** Start Data excerpts **

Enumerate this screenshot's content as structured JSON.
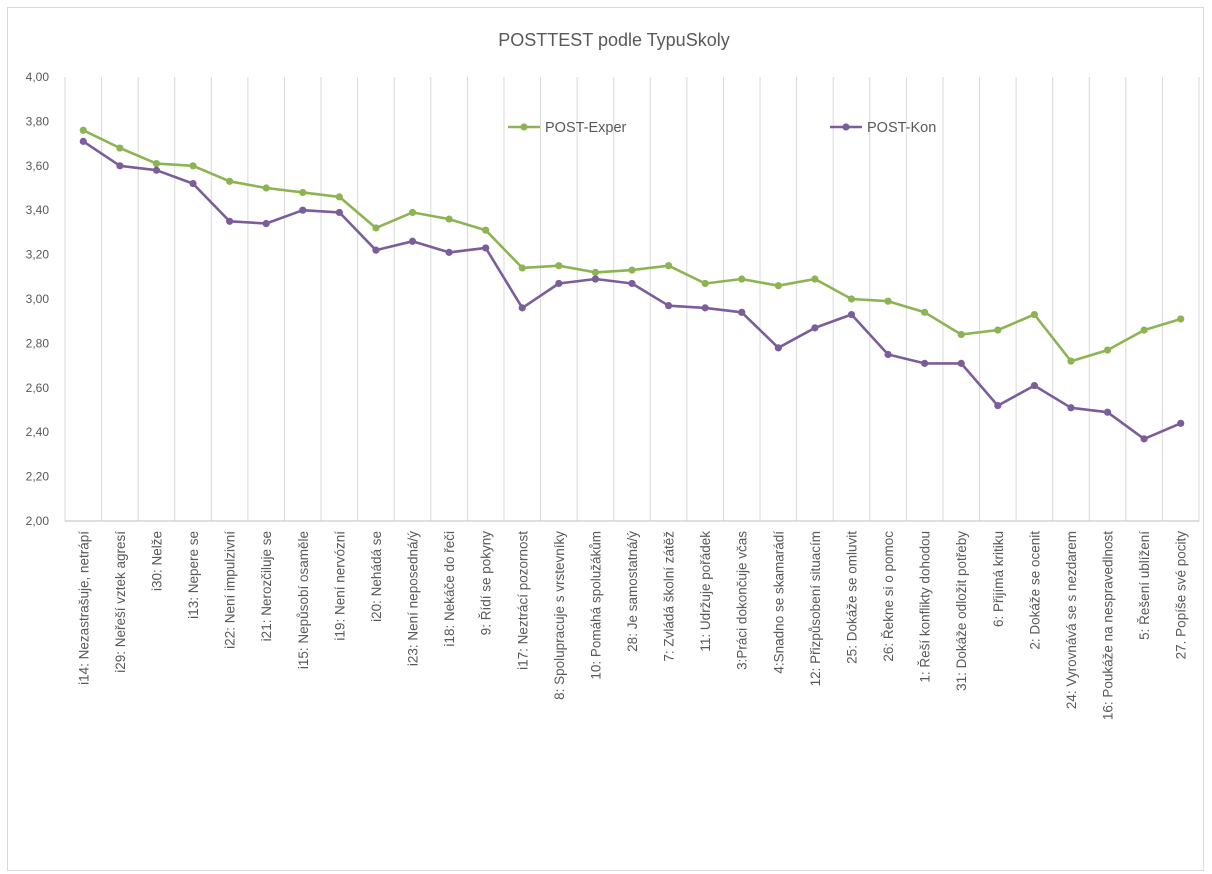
{
  "chart_data": {
    "type": "line",
    "title": "POSTTEST podle TypuSkoly",
    "xlabel": "",
    "ylabel": "",
    "ylim": [
      2.0,
      4.0
    ],
    "yticks": [
      "2,00",
      "2,20",
      "2,40",
      "2,60",
      "2,80",
      "3,00",
      "3,20",
      "3,40",
      "3,60",
      "3,80",
      "4,00"
    ],
    "grid": "vertical category gridlines",
    "legend_position": "inside-top",
    "categories": [
      "i14: Nezastrašuje, netrápí",
      "i29: Neřeší vztek agresí",
      "i30: Nelže",
      "i13: Nepere se",
      "i22: Není impulzivní",
      "i21: Nerozčiluje se",
      "i15: Nepůsobí osaměle",
      "i19: Není nervózní",
      "i20: Nehádá se",
      "i23: Není neposedná/ý",
      "i18: Nekáče do řeči",
      "9: Řídí se pokyny",
      "i17: Neztrácí pozornost",
      "8: Spolupracuje s vrstevníky",
      "10: Pomáhá spolužákům",
      "28: Je samostatná/ý",
      "7: Zvládá školní zátěž",
      "11: Udržuje pořádek",
      "3:Práci dokončuje včas",
      "4:Snadno se skamarádí",
      "12: Přizpůsobení situacím",
      "25: Dokáže se omluvit",
      "26: Řekne si o pomoc",
      "1: Řeší konflikty dohodou",
      "31: Dokáže odložit potřeby",
      "6: Přijímá kritiku",
      "2: Dokáže se ocenit",
      "24: Vyrovnává se s nezdarem",
      "16: Poukáže na nespravedlnost",
      "5: Řešení ublížení",
      "27. Popíše své pocity"
    ],
    "series": [
      {
        "name": "POST-Exper",
        "color": "#8cb453",
        "values": [
          3.76,
          3.68,
          3.61,
          3.6,
          3.53,
          3.5,
          3.48,
          3.46,
          3.32,
          3.39,
          3.36,
          3.31,
          3.14,
          3.15,
          3.12,
          3.13,
          3.15,
          3.07,
          3.09,
          3.06,
          3.09,
          3.0,
          2.99,
          2.94,
          2.84,
          2.86,
          2.93,
          2.72,
          2.77,
          2.86,
          2.91
        ]
      },
      {
        "name": "POST-Kon",
        "color": "#7a5d9a",
        "values": [
          3.71,
          3.6,
          3.58,
          3.52,
          3.35,
          3.34,
          3.4,
          3.39,
          3.22,
          3.26,
          3.21,
          3.23,
          2.96,
          3.07,
          3.09,
          3.07,
          2.97,
          2.96,
          2.94,
          2.78,
          2.87,
          2.93,
          2.75,
          2.71,
          2.71,
          2.52,
          2.61,
          2.51,
          2.49,
          2.37,
          2.44
        ]
      }
    ]
  }
}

** End Data excerpts **

Problem | Select all lines in the listing above where the word "Není" appears, and show them.

Exercise response |
      "i22: Není impulzivní",
      "i19: Není nervózní",
      "i23: Není neposedná/ý",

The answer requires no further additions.